Texte à étudier:
--

Tanzanie : Hafidh Ameir Hassan, l’époux de la présidente Samia Suluhu Hassan, n’est plus
Le « premier gentleman » de Tanzanie, Hafidh Ameir Hassan, s’est éteint ce lundi 7 septembre 2026 à l’âge de 75 ans, des suites d’une maladie cardiaque. Il suivait un traitement dans un hôpital de Zanzibar, l’archipel semi-autonome dont il était originaire, lorsqu’il a rendu son dernier souffle. L’annonce a été faite par le vice-président Deogratius Ndejembi, qui a exprimé la tristesse de toute la nation.
Depuis 2021, Hafidh Ameir Hassan occupait le rôle discret de « premier gentleman » de Tanzanie, lorsque son épouse, Samia Suluhu Hassan, avait accédé à la présidence à la suite du décès de John Magufuli. Contrairement à d’autres conjoints de chefs d’État, il avait toujours privilégié l’ombre plutôt que les projecteurs, menant une vie sobre et réservée, loin de l’agitation politique.
Originaire de Zanzibar, il avait conservé des liens profonds avec cette île de l’océan Indien. C’est d’ailleurs sur cette terre qui l’a vu naître qu’il a choisi de se faire soigner, avant que la maladie ne l’emporte.
Samia Suluhu Hassan et Hafidh Ameir Hassan ont eu quatre enfants : trois garçons et une fille. Leur fille, Mwanamvua Hafidh Ameir, a choisi de suivre les traces de sa mère en s’engageant en politique, où elle siège actuellement comme députée.
La présidente, actuellement à Zanzibar, est entourée de sa famille et de ses proches. Elle n’a pas encore fait de déclaration publique, mais les messages de soutien affluent déjà des quatre coins du pays.
Des funérailles à Zanzibar
Selon les informations fournies par le vice-président Deogratius Ndejembi, les funérailles auront lieu à Zanzibar, conformément aux origines de la famille. Le gouvernement tanzanien a présenté ses condoléances, et un deuil national est attendu dans les prochains jours.
La disparition de Hafidh Ameir Hassan marque un moment de recueillement pour la Tanzanie. Derrière l’homme discret, c’est un compagnon de route, un pilier de la vie familiale de la présidente, qui s’en va. Sa présence silencieuse aux côtés de Samia Suluhu Hassan, alors qu’elle menait les réformes économiques et diplomatiques du pays, était un symbole de stabilité.
La Tanzanie rend aujourd’hui hommage à celui qui fut, dans l’ombre, le soutien d’une femme d’État.

--

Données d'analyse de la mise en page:
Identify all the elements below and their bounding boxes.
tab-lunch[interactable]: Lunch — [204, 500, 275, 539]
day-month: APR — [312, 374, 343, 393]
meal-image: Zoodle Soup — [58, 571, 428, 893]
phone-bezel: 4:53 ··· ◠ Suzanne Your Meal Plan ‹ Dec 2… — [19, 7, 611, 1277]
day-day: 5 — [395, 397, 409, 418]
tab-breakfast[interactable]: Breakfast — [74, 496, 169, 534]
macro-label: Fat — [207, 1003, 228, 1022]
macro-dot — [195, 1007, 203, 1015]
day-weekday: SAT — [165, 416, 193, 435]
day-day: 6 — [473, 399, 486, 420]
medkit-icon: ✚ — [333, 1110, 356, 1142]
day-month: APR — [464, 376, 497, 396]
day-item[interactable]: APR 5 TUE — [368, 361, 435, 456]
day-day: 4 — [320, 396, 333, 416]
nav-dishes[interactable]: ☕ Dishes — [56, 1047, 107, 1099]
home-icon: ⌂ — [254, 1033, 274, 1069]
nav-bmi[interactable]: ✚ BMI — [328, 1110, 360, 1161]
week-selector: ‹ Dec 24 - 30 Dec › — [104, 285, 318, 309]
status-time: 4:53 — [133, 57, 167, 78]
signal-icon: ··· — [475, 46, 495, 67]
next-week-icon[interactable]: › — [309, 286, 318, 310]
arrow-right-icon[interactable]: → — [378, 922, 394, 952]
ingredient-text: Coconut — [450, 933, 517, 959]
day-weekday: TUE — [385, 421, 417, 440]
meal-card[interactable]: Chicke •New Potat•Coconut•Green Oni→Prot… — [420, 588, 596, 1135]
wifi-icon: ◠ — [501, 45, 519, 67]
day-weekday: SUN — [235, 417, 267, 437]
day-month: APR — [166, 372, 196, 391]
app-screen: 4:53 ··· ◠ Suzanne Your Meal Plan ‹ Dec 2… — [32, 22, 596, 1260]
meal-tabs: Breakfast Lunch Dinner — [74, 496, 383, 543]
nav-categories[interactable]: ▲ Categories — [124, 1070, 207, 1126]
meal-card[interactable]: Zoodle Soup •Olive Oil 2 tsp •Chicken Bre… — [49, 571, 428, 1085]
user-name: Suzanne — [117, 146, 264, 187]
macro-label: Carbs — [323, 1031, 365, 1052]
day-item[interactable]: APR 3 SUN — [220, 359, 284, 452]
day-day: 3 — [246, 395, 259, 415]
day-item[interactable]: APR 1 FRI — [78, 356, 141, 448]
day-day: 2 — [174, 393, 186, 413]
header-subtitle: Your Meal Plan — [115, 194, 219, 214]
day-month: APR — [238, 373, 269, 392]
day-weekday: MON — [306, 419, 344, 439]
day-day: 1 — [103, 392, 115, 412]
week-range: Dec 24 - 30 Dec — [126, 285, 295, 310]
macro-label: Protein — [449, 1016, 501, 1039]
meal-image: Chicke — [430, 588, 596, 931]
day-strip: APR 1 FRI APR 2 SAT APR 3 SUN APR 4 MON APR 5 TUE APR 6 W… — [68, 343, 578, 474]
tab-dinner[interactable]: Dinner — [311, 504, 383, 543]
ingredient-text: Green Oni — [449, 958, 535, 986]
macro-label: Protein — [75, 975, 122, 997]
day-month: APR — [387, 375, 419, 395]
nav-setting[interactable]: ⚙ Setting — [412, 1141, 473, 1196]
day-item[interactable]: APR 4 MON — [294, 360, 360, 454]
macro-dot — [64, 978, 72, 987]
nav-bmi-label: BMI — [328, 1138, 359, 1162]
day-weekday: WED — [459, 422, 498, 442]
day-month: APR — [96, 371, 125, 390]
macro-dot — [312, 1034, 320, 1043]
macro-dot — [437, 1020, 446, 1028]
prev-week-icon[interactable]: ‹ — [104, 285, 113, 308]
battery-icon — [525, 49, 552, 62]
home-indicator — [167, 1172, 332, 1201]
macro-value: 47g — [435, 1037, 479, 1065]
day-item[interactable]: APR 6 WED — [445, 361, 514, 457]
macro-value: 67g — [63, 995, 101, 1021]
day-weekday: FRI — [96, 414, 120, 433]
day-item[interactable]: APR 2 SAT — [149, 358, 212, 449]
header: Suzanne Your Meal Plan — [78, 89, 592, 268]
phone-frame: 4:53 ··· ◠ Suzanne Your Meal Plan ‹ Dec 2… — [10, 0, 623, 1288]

--

Questions d'étude:
• A. Recopiez le passage du texte à étudier qui commence par les mots « Samia Suluhu Hassan et » et s'achève sur les mots « les prochains jours. ».
• B. Dressez la liste de toutes les personnes nommées dans le texte à étudier.

Réponses par consigne:
• A.
Samia Suluhu Hassan et Hafidh Ameir Hassan ont eu quatre enfants : trois garçons et une fille. Leur fille, Mwanamvua Hafidh Ameir, a choisi de suivre les traces de sa mère en s’engageant en politique, où elle siège actuellement comme députée.
La présidente, actuellement à Zanzibar, est entourée de sa famille et de ses proches. Elle n’a pas encore fait de déclaration publique, mais les messages de soutien affluent déjà des quatre coins du pays.
Des funérailles à Zanzibar
Selon les informations fournies par le vice-président Deogratius Ndejembi, les funérailles auront lieu à Zanzibar, conformément aux origines de la famille. Le gouvernement tanzanien a présenté ses condoléances, et un deuil national est attendu dans les prochains jours.

• B.
Hafidh Ameir Hassan
Samia Suluhu Hassan
Deogratius Ndejembi
John Magufuli
Mwanamvua Hafidh Ameir